Provided entries -
━━━━━━━━━━━━━━━━━━━━
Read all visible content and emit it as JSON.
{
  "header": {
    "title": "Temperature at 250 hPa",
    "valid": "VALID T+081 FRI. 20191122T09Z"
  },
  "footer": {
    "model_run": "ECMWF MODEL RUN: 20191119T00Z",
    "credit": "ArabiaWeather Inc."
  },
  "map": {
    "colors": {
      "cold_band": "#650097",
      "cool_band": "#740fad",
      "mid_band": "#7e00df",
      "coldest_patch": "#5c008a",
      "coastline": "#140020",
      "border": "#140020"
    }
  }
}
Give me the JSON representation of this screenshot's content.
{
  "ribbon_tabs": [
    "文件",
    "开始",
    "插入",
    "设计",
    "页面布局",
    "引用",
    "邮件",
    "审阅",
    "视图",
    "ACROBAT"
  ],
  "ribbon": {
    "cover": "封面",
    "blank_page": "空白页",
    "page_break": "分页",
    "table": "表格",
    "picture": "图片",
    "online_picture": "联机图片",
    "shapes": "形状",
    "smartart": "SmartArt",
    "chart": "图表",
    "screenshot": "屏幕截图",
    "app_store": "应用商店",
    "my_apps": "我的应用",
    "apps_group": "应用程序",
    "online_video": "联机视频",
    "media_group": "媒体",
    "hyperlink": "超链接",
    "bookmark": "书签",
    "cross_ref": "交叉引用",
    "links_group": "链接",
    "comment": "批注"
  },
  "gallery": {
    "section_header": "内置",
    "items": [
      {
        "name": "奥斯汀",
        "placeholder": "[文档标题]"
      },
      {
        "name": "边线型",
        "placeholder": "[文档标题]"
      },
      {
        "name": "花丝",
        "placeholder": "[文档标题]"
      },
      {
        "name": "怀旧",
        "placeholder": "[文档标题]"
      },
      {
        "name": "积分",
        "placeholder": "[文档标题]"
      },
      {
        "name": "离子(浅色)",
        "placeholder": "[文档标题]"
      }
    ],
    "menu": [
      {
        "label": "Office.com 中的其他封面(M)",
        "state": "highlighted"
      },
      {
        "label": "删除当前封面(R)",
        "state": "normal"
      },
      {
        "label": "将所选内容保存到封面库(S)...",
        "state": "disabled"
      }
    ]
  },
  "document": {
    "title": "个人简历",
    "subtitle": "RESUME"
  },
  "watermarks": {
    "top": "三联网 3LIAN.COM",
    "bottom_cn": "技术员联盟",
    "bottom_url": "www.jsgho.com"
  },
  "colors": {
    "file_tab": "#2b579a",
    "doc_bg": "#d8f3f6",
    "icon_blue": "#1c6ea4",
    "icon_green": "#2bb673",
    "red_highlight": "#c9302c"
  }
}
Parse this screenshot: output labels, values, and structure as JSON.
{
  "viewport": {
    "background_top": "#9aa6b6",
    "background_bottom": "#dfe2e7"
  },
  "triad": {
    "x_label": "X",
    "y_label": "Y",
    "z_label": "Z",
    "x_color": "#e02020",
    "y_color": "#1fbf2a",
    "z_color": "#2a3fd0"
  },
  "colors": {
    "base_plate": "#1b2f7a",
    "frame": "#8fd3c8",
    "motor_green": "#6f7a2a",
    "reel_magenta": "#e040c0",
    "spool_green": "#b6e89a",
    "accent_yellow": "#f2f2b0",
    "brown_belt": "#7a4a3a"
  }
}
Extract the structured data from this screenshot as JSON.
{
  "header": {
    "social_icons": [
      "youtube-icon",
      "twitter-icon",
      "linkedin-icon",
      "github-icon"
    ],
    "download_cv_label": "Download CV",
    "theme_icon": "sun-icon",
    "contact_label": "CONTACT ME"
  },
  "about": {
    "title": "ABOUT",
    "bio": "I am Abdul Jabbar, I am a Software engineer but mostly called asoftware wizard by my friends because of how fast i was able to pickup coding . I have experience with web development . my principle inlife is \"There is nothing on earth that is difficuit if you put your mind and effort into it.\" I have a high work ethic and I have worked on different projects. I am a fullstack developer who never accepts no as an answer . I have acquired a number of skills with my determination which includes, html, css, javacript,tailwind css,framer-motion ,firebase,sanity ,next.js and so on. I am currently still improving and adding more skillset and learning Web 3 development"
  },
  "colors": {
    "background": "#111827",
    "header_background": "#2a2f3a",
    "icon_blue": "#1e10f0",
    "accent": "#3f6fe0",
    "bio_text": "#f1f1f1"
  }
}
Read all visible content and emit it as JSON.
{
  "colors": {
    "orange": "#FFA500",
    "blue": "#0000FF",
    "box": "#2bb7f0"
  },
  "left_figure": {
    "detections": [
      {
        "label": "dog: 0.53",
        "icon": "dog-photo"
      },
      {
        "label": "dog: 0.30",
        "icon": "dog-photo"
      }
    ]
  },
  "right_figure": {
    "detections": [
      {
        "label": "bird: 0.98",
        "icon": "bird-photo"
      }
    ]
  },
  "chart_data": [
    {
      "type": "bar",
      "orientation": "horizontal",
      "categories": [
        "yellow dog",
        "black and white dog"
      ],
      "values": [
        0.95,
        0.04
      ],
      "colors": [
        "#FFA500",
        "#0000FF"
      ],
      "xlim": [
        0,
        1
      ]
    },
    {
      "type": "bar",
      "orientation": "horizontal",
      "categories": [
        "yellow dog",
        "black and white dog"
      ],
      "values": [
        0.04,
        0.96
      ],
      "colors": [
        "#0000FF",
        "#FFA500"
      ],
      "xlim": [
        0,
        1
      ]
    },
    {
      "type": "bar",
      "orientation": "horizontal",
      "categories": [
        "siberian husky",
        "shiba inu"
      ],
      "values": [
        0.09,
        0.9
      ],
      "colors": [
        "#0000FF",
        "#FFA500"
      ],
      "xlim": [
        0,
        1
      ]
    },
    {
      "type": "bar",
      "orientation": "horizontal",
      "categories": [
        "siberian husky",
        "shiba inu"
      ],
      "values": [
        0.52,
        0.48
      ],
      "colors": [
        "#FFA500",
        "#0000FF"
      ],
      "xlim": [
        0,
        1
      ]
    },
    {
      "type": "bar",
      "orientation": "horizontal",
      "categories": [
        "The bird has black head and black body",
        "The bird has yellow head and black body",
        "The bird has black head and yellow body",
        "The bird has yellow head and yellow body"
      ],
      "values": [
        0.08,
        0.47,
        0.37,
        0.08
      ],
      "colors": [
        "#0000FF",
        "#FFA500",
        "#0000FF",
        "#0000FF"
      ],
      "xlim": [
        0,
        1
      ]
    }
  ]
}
━━━━━━━━━━━━━━━━━━━━
Problem requirements -
Every record above needs to be repeated word for word.

Output for this exercise -
Read all visible content and emit it as JSON.
{
  "header": {
    "title": "Temperature at 250 hPa",
    "valid": "VALID T+081 FRI. 20191122T09Z"
  },
  "footer": {
    "model_run": "ECMWF MODEL RUN: 20191119T00Z",
    "credit": "ArabiaWeather Inc."
  },
  "map": {
    "colors": {
      "cold_band": "#650097",
      "cool_band": "#740fad",
      "mid_band": "#7e00df",
      "coldest_patch": "#5c008a",
      "coastline": "#140020",
      "border": "#140020"
    }
  }
}
Give me the JSON representation of this screenshot's content.
{
  "ribbon_tabs": [
    "文件",
    "开始",
    "插入",
    "设计",
    "页面布局",
    "引用",
    "邮件",
    "审阅",
    "视图",
    "ACROBAT"
  ],
  "ribbon": {
    "cover": "封面",
    "blank_page": "空白页",
    "page_break": "分页",
    "table": "表格",
    "picture": "图片",
    "online_picture": "联机图片",
    "shapes": "形状",
    "smartart": "SmartArt",
    "chart": "图表",
    "screenshot": "屏幕截图",
    "app_store": "应用商店",
    "my_apps": "我的应用",
    "apps_group": "应用程序",
    "online_video": "联机视频",
    "media_group": "媒体",
    "hyperlink": "超链接",
    "bookmark": "书签",
    "cross_ref": "交叉引用",
    "links_group": "链接",
    "comment": "批注"
  },
  "gallery": {
    "section_header": "内置",
    "items": [
      {
        "name": "奥斯汀",
        "placeholder": "[文档标题]"
      },
      {
        "name": "边线型",
        "placeholder": "[文档标题]"
      },
      {
        "name": "花丝",
        "placeholder": "[文档标题]"
      },
      {
        "name": "怀旧",
        "placeholder": "[文档标题]"
      },
      {
        "name": "积分",
        "placeholder": "[文档标题]"
      },
      {
        "name": "离子(浅色)",
        "placeholder": "[文档标题]"
      }
    ],
    "menu": [
      {
        "label": "Office.com 中的其他封面(M)",
        "state": "highlighted"
      },
      {
        "label": "删除当前封面(R)",
        "state": "normal"
      },
      {
        "label": "将所选内容保存到封面库(S)...",
        "state": "disabled"
      }
    ]
  },
  "document": {
    "title": "个人简历",
    "subtitle": "RESUME"
  },
  "watermarks": {
    "top": "三联网 3LIAN.COM",
    "bottom_cn": "技术员联盟",
    "bottom_url": "www.jsgho.com"
  },
  "colors": {
    "file_tab": "#2b579a",
    "doc_bg": "#d8f3f6",
    "icon_blue": "#1c6ea4",
    "icon_green": "#2bb673",
    "red_highlight": "#c9302c"
  }
}
Parse this screenshot: output labels, values, and structure as JSON.
{
  "viewport": {
    "background_top": "#9aa6b6",
    "background_bottom": "#dfe2e7"
  },
  "triad": {
    "x_label": "X",
    "y_label": "Y",
    "z_label": "Z",
    "x_color": "#e02020",
    "y_color": "#1fbf2a",
    "z_color": "#2a3fd0"
  },
  "colors": {
    "base_plate": "#1b2f7a",
    "frame": "#8fd3c8",
    "motor_green": "#6f7a2a",
    "reel_magenta": "#e040c0",
    "spool_green": "#b6e89a",
    "accent_yellow": "#f2f2b0",
    "brown_belt": "#7a4a3a"
  }
}
Extract the structured data from this screenshot as JSON.
{
  "header": {
    "social_icons": [
      "youtube-icon",
      "twitter-icon",
      "linkedin-icon",
      "github-icon"
    ],
    "download_cv_label": "Download CV",
    "theme_icon": "sun-icon",
    "contact_label": "CONTACT ME"
  },
  "about": {
    "title": "ABOUT",
    "bio": "I am Abdul Jabbar, I am a Software engineer but mostly called asoftware wizard by my friends because of how fast i was able to pickup coding . I have experience with web development . my principle inlife is \"There is nothing on earth that is difficuit if you put your mind and effort into it.\" I have a high work ethic and I have worked on different projects. I am a fullstack developer who never accepts no as an answer . I have acquired a number of skills with my determination which includes, html, css, javacript,tailwind css,framer-motion ,firebase,sanity ,next.js and so on. I am currently still improving and adding more skillset and learning Web 3 development"
  },
  "colors": {
    "background": "#111827",
    "header_background": "#2a2f3a",
    "icon_blue": "#1e10f0",
    "accent": "#3f6fe0",
    "bio_text": "#f1f1f1"
  }
}
Read all visible content and emit it as JSON.
{
  "colors": {
    "orange": "#FFA500",
    "blue": "#0000FF",
    "box": "#2bb7f0"
  },
  "left_figure": {
    "detections": [
      {
        "label": "dog: 0.53",
        "icon": "dog-photo"
      },
      {
        "label": "dog: 0.30",
        "icon": "dog-photo"
      }
    ]
  },
  "right_figure": {
    "detections": [
      {
        "label": "bird: 0.98",
        "icon": "bird-photo"
      }
    ]
  },
  "chart_data": [
    {
      "type": "bar",
      "orientation": "horizontal",
      "categories": [
        "yellow dog",
        "black and white dog"
      ],
      "values": [
        0.95,
        0.04
      ],
      "colors": [
        "#FFA500",
        "#0000FF"
      ],
      "xlim": [
        0,
        1
      ]
    },
    {
      "type": "bar",
      "orientation": "horizontal",
      "categories": [
        "yellow dog",
        "black and white dog"
      ],
      "values": [
        0.04,
        0.96
      ],
      "colors": [
        "#0000FF",
        "#FFA500"
      ],
      "xlim": [
        0,
        1
      ]
    },
    {
      "type": "bar",
      "orientation": "horizontal",
      "categories": [
        "siberian husky",
        "shiba inu"
      ],
      "values": [
        0.09,
        0.9
      ],
      "colors": [
        "#0000FF",
        "#FFA500"
      ],
      "xlim": [
        0,
        1
      ]
    },
    {
      "type": "bar",
      "orientation": "horizontal",
      "categories": [
        "siberian husky",
        "shiba inu"
      ],
      "values": [
        0.52,
        0.48
      ],
      "colors": [
        "#FFA500",
        "#0000FF"
      ],
      "xlim": [
        0,
        1
      ]
    },
    {
      "type": "bar",
      "orientation": "horizontal",
      "categories": [
        "The bird has black head and black body",
        "The bird has yellow head and black body",
        "The bird has black head and yellow body",
        "The bird has yellow head and yellow body"
      ],
      "values": [
        0.08,
        0.47,
        0.37,
        0.08
      ],
      "colors": [
        "#0000FF",
        "#FFA500",
        "#0000FF",
        "#0000FF"
      ],
      "xlim": [
        0,
        1
      ]
    }
  ]
}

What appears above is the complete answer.